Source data

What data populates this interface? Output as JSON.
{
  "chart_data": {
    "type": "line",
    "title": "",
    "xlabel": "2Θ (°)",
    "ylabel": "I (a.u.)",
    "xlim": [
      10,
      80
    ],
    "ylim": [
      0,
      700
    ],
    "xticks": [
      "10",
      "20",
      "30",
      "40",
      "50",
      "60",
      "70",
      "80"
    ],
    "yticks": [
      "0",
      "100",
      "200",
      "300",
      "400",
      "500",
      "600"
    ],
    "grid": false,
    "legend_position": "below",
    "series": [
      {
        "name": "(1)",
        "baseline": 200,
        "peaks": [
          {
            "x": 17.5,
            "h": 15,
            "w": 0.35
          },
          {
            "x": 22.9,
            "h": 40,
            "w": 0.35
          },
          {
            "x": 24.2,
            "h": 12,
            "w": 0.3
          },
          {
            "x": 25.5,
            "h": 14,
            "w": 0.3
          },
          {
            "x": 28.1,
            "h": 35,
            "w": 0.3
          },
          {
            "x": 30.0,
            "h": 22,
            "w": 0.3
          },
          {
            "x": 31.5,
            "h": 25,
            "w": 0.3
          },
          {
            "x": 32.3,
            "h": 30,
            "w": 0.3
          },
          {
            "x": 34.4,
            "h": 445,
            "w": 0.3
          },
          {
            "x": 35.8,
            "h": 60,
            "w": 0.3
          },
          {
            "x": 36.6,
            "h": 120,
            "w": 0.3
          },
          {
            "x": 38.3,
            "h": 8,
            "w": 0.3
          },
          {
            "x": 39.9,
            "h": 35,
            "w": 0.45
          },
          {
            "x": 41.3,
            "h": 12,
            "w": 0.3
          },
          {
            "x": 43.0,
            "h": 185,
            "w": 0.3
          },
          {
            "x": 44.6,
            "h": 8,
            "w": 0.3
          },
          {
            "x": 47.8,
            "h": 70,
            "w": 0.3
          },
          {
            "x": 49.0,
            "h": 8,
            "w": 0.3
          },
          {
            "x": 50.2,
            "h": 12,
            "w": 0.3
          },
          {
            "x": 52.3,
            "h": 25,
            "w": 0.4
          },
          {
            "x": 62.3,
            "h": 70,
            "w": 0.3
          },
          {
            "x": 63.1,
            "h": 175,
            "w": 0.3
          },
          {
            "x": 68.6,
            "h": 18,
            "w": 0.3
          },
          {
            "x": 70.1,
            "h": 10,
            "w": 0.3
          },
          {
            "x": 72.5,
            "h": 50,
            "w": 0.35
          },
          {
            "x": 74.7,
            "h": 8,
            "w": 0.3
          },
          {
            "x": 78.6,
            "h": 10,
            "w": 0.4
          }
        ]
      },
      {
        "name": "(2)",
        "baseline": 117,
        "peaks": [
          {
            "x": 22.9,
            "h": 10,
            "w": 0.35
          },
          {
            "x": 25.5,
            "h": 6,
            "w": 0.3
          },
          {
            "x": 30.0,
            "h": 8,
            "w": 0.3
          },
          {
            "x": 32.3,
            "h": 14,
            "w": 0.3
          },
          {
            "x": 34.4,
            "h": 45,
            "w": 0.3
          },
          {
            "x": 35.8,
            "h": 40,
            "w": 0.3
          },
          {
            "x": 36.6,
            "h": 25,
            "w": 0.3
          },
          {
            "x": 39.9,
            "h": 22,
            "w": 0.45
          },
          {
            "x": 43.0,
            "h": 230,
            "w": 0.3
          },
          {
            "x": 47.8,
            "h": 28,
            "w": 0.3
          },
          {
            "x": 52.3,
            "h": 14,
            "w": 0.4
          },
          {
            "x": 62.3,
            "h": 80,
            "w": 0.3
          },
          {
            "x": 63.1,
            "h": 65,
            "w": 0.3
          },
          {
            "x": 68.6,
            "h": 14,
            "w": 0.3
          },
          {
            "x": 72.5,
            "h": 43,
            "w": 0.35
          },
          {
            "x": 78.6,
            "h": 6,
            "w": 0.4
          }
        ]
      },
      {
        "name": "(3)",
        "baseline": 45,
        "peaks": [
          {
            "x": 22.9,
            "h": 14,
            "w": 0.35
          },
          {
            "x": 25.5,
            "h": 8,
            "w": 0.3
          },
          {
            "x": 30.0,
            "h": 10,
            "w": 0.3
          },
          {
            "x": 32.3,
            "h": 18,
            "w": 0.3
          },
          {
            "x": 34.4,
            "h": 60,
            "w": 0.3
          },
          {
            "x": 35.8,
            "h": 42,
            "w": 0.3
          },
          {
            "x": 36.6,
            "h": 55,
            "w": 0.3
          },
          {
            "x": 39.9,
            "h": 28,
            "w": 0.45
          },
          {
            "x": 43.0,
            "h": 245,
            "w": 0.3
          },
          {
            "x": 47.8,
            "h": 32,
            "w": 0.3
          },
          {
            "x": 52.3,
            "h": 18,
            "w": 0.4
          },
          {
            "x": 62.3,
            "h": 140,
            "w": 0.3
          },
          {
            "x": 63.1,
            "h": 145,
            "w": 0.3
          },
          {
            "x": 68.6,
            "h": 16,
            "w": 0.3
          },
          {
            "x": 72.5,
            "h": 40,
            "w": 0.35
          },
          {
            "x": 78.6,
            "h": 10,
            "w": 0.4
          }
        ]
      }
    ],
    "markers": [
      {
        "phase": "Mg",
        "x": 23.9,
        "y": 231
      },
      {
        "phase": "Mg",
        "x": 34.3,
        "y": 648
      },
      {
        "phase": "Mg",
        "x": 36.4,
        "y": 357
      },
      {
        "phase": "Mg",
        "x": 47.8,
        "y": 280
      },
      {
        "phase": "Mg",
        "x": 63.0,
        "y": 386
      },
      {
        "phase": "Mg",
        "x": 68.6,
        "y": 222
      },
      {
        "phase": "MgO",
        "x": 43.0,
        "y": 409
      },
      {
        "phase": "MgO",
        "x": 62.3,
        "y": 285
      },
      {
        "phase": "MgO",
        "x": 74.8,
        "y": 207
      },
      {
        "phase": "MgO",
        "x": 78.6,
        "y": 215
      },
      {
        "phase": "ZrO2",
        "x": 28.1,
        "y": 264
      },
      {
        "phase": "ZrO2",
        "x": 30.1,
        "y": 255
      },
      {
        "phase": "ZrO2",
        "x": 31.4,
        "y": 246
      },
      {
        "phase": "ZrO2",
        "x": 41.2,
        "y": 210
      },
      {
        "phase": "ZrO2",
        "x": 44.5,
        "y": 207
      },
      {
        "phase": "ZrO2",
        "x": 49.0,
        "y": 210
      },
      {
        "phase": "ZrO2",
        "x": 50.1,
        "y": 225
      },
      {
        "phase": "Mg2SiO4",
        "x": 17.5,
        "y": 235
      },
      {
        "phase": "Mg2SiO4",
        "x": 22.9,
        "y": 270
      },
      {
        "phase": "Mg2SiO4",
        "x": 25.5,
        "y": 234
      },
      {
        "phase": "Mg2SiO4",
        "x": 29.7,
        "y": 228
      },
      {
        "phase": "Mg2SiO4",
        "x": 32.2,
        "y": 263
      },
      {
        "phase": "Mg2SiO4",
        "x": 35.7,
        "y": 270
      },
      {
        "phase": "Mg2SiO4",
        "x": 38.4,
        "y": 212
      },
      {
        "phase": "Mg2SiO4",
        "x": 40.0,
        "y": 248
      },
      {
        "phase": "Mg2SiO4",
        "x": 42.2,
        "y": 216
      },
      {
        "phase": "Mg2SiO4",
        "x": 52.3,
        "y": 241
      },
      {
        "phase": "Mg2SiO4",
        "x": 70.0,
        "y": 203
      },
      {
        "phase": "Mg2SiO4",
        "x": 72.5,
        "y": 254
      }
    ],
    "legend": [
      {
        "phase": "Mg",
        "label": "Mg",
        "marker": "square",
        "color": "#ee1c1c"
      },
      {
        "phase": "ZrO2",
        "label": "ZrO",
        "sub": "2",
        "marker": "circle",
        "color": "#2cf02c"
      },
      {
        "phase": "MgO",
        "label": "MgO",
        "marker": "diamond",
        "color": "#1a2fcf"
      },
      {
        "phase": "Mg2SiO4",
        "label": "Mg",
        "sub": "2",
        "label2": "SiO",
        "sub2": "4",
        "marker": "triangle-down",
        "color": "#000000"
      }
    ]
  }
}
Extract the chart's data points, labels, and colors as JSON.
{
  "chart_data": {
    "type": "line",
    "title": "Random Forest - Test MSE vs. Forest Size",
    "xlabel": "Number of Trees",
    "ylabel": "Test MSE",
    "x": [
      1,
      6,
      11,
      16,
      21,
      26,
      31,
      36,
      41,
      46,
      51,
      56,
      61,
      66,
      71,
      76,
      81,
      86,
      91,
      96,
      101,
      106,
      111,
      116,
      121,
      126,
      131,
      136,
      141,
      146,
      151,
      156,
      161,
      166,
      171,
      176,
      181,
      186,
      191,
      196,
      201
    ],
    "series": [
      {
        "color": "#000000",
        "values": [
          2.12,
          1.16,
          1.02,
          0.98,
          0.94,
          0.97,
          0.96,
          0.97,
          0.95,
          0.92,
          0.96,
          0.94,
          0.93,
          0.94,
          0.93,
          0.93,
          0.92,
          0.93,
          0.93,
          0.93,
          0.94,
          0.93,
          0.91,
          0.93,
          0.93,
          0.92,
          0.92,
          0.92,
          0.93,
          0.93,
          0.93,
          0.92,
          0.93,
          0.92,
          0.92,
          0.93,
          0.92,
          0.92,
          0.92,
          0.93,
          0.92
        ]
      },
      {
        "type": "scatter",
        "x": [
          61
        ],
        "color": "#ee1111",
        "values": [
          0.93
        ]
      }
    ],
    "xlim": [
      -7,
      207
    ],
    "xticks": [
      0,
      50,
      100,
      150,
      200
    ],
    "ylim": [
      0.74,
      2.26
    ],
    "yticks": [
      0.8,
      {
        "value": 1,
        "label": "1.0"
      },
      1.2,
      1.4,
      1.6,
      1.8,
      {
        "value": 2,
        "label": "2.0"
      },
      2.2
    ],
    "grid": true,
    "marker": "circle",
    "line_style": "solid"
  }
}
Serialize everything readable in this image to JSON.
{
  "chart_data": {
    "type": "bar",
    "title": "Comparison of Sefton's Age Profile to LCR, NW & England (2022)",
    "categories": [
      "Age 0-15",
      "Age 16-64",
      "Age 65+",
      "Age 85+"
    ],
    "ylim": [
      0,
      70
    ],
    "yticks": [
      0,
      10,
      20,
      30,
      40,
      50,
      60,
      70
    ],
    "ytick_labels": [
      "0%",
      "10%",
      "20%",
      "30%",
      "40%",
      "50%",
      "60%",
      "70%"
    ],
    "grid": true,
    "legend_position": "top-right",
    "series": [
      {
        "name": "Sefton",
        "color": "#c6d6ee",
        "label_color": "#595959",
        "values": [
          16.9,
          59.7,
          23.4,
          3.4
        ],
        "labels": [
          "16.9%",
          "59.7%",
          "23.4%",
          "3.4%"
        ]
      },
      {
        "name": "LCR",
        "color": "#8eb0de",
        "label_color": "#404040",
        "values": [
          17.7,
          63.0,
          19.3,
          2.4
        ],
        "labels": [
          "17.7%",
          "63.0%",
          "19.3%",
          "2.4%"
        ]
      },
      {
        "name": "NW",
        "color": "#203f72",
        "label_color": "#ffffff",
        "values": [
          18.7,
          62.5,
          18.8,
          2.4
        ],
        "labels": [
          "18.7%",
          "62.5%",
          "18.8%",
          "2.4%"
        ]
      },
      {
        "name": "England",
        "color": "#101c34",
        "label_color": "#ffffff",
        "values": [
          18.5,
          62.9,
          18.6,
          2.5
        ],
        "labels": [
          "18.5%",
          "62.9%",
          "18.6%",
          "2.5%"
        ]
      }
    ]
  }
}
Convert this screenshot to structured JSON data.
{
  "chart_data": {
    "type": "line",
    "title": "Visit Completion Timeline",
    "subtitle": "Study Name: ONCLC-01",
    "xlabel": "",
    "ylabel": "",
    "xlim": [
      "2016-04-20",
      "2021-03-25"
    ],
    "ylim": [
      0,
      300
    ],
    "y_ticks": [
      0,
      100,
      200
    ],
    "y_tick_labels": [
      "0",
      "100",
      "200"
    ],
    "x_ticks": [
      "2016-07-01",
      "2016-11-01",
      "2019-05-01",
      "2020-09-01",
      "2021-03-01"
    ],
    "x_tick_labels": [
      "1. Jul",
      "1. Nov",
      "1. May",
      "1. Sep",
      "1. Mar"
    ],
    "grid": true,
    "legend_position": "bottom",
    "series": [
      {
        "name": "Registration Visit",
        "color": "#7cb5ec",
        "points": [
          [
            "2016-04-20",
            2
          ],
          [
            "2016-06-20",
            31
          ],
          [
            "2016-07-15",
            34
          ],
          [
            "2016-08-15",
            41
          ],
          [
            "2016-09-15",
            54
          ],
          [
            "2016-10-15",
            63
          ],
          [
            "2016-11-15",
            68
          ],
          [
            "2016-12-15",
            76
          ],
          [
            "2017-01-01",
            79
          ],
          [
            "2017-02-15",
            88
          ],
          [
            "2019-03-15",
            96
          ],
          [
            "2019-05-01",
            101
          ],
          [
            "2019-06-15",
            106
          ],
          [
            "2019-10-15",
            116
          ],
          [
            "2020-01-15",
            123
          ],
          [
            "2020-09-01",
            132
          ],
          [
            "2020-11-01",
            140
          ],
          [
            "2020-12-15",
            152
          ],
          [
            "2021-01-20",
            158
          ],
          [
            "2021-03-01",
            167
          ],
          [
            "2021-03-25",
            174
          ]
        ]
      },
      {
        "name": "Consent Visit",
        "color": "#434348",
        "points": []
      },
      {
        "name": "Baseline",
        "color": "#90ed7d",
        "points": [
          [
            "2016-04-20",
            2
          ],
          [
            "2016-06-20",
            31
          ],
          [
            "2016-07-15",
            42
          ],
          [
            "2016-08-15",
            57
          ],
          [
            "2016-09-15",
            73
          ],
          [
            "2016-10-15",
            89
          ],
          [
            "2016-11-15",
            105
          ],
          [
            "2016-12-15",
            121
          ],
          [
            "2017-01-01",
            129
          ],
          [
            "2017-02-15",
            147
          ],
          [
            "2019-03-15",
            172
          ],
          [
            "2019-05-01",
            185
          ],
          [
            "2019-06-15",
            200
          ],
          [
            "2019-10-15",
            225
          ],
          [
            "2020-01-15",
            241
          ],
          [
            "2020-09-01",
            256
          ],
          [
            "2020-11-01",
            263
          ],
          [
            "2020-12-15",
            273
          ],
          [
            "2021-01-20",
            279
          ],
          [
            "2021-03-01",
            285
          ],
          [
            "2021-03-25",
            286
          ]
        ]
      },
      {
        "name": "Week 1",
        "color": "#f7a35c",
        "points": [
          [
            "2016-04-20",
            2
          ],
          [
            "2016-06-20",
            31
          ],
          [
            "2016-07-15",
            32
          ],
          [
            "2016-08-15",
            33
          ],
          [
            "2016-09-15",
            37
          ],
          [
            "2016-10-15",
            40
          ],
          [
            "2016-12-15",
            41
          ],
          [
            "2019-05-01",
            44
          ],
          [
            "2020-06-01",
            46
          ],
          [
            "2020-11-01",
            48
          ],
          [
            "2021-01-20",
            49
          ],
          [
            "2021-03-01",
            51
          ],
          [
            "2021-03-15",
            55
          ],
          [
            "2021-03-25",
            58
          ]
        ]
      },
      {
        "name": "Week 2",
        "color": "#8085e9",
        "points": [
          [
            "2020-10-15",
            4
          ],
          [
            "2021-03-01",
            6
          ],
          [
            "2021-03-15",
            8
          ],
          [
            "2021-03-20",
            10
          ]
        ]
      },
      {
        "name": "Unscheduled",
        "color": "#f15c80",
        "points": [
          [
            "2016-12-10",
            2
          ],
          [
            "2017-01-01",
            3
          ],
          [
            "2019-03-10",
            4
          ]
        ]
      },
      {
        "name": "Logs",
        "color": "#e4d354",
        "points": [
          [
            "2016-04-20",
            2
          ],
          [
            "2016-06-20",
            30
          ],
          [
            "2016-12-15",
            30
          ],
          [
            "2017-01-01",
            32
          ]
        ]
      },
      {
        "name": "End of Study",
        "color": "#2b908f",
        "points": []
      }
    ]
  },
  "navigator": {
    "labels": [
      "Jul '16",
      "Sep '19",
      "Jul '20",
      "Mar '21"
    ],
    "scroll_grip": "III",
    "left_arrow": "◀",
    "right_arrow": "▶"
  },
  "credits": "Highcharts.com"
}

**WRITTEN TASK:** Search the records for the word "Study". Copy every line that has it.

**RIGHT ANSWER:**
    "subtitle": "Study Name: ONCLC-01",
        "name": "End of Study",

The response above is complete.